> **Instructions to follow**: Below are the records; collect from them each line containing the string "JSON".

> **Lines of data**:
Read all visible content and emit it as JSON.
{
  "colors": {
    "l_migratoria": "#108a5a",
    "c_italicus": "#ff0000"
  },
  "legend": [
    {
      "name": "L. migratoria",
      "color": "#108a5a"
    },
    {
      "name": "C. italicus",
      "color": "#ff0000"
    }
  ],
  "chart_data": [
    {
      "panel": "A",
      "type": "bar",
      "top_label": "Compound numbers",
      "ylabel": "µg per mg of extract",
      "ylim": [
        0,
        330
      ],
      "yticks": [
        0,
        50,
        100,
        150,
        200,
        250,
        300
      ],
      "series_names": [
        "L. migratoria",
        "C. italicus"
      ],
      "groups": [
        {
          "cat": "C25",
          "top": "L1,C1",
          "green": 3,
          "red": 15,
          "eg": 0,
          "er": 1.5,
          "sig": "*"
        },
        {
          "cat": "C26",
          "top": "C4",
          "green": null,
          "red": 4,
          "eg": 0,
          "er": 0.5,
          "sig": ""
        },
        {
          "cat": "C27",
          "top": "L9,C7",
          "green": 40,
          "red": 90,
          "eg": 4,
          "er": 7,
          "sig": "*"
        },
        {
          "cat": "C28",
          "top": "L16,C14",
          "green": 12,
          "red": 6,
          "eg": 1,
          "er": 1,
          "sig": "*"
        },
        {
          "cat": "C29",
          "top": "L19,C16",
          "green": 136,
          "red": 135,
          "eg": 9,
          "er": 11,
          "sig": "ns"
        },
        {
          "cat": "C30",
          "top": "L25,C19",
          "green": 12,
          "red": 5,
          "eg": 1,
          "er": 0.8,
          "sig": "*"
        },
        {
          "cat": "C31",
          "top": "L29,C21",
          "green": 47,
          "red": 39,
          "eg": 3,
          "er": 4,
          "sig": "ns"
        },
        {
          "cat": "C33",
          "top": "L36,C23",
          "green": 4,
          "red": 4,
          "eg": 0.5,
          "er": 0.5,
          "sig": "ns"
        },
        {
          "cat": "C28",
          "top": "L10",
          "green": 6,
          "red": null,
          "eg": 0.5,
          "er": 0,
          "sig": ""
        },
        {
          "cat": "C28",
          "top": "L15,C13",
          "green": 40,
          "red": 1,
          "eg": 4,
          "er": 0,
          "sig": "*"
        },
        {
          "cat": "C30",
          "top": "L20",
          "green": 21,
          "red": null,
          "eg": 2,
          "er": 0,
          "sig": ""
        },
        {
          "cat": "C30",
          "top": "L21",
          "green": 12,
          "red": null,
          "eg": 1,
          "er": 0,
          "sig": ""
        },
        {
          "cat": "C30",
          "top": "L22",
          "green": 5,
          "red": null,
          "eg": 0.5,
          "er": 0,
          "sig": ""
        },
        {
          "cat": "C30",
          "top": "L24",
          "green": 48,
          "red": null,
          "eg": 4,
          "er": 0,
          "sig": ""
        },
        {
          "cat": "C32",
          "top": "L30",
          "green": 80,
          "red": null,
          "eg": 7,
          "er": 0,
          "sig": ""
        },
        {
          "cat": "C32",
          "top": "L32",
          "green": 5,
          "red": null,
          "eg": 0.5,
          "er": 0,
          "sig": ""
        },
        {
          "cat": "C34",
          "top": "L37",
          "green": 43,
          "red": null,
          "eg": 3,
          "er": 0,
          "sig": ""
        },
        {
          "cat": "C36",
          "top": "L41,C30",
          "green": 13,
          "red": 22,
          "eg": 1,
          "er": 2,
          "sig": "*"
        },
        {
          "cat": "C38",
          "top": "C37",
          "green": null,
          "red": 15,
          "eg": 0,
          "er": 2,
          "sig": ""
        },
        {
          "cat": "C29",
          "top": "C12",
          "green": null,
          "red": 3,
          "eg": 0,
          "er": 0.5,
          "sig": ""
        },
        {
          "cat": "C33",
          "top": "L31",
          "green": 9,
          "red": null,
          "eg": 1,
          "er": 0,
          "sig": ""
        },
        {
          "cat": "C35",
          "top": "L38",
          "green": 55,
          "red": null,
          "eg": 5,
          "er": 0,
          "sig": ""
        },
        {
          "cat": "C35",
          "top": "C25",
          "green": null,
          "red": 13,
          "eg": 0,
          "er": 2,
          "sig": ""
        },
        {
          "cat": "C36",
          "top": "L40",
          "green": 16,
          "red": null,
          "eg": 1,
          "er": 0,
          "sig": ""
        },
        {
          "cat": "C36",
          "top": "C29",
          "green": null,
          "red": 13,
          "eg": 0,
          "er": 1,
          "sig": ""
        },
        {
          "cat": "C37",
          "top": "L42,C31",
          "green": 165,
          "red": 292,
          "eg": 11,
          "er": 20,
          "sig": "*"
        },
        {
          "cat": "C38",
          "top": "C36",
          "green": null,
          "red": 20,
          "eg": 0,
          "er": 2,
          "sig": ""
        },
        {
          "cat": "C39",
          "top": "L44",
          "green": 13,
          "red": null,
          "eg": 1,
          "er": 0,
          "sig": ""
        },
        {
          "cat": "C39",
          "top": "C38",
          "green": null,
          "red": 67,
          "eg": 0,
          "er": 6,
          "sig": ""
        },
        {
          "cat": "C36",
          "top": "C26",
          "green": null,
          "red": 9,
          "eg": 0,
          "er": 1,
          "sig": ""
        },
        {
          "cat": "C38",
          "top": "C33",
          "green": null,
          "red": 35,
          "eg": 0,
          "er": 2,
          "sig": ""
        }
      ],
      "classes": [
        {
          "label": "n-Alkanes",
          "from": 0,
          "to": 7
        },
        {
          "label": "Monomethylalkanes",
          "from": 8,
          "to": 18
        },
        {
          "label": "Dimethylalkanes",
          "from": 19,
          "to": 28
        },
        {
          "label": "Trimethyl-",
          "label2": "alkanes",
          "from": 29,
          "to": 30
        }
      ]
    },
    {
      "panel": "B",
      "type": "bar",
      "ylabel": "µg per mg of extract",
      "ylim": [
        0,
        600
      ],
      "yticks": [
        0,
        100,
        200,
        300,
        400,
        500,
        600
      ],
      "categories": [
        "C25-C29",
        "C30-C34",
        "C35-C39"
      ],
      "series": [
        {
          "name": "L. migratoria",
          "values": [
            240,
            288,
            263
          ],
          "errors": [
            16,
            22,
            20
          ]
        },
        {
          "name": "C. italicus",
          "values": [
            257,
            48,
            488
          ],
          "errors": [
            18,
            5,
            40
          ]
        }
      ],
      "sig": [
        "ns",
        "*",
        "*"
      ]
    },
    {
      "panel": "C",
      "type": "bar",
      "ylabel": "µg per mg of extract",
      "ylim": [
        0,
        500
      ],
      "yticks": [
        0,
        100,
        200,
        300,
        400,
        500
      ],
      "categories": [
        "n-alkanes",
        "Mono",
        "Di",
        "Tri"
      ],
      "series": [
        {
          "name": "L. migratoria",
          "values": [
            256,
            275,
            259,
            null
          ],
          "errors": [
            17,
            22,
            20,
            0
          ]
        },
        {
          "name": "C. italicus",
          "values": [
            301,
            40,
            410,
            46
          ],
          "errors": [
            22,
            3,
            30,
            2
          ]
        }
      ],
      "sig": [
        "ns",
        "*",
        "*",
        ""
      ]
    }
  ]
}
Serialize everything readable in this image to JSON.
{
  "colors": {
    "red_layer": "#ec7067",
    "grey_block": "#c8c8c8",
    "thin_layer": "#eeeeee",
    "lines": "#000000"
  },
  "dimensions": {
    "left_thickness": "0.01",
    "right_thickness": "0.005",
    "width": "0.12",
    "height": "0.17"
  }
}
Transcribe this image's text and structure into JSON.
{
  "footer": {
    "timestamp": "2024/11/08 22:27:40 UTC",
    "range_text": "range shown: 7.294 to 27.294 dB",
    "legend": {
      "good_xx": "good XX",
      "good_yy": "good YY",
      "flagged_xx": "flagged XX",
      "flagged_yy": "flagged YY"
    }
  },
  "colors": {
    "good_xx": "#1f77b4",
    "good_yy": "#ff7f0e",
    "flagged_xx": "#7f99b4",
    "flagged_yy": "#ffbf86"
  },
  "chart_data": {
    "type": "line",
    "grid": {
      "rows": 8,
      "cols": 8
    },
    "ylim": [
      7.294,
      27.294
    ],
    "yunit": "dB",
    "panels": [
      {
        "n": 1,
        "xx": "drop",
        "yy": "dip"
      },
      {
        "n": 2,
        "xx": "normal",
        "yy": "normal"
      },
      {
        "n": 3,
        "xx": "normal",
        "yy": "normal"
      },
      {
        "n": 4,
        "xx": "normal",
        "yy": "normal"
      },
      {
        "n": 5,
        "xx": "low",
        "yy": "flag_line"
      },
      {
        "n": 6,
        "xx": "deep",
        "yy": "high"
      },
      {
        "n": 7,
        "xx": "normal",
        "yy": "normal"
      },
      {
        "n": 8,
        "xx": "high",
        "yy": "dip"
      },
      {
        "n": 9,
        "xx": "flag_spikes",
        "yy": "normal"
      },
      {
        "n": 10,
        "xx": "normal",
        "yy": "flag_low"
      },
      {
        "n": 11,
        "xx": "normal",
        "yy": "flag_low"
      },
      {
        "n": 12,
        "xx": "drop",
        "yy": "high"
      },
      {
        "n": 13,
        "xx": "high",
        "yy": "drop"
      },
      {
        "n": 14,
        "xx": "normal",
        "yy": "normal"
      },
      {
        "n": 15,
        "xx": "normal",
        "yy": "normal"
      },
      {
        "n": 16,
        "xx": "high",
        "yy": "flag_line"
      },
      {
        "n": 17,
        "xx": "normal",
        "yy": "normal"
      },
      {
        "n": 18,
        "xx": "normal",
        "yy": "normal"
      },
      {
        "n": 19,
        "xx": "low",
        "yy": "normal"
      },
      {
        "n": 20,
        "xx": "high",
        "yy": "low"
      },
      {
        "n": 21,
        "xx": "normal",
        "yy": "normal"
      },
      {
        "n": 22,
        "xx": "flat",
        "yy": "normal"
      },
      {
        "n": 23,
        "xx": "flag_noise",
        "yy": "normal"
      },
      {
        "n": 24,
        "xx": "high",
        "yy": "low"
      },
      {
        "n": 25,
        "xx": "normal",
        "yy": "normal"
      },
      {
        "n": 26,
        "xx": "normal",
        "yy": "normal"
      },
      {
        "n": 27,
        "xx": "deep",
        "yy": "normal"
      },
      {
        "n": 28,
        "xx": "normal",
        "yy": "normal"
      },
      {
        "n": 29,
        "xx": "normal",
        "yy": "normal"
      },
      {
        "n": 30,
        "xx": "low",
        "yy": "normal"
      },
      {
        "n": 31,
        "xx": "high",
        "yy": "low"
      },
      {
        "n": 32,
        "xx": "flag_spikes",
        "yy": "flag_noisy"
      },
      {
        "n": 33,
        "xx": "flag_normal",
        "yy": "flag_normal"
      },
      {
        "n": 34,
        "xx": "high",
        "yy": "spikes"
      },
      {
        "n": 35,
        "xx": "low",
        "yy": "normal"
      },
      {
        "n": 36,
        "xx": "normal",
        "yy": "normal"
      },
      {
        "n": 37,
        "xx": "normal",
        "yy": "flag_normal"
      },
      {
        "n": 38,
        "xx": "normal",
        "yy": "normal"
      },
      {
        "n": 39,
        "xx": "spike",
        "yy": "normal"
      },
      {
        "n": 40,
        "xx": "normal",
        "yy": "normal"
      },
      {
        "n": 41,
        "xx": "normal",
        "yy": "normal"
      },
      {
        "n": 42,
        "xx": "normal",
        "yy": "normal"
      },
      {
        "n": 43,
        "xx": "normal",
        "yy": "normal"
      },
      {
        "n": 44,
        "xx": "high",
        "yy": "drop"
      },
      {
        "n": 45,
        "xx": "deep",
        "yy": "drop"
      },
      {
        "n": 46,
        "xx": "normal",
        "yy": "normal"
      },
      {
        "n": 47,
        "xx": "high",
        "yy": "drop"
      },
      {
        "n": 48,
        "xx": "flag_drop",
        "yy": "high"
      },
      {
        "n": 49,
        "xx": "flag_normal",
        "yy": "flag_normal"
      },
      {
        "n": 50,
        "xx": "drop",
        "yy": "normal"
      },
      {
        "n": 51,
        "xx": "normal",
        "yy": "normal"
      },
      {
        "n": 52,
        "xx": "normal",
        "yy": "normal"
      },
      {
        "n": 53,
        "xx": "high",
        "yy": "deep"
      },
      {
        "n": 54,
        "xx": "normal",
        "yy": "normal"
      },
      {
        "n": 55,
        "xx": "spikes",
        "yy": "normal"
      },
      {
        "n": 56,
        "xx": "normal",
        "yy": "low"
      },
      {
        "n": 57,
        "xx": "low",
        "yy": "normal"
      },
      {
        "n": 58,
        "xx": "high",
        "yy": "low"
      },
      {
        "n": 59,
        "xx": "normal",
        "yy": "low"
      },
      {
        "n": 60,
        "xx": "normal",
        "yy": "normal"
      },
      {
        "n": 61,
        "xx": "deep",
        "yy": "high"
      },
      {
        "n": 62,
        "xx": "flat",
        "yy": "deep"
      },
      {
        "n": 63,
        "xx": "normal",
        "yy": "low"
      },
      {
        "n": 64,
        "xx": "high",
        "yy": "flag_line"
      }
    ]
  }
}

> **Written solution**:
Read all visible content and emit it as JSON.
Serialize everything readable in this image to JSON.
Transcribe this image's text and structure into JSON.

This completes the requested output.